◆ **EXERCISE BRIEF**: Copy each line below that contains "year".

------------------------------

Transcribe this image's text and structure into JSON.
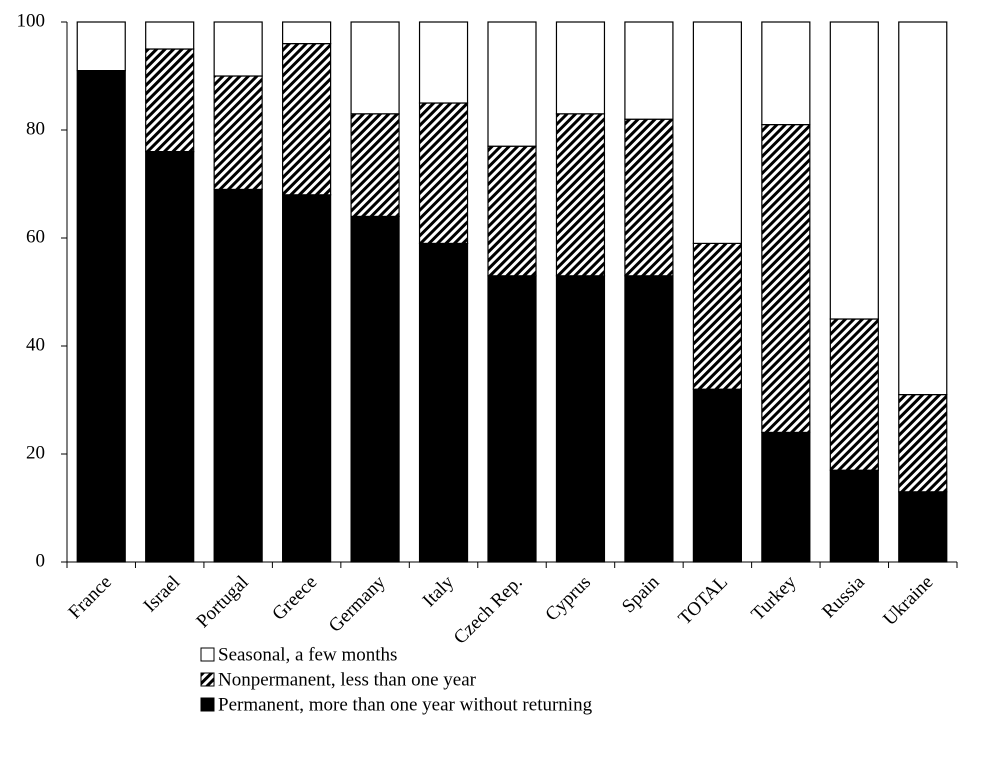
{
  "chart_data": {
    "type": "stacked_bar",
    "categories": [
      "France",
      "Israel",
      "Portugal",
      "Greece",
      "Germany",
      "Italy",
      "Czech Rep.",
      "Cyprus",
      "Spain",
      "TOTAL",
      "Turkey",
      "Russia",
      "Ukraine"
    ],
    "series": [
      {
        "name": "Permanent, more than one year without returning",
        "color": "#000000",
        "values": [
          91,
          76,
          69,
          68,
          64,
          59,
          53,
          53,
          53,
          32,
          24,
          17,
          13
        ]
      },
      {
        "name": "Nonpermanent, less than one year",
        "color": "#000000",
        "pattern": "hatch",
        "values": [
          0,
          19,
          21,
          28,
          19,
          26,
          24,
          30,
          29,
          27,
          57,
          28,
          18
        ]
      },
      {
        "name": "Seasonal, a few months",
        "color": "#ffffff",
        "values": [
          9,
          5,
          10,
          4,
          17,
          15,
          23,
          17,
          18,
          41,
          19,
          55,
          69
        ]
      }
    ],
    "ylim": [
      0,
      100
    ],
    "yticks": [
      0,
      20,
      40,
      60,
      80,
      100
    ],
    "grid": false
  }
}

------------------------------

◆ **RESULT**:
        "name": "Permanent, more than one year without returning",
        "name": "Nonpermanent, less than one year",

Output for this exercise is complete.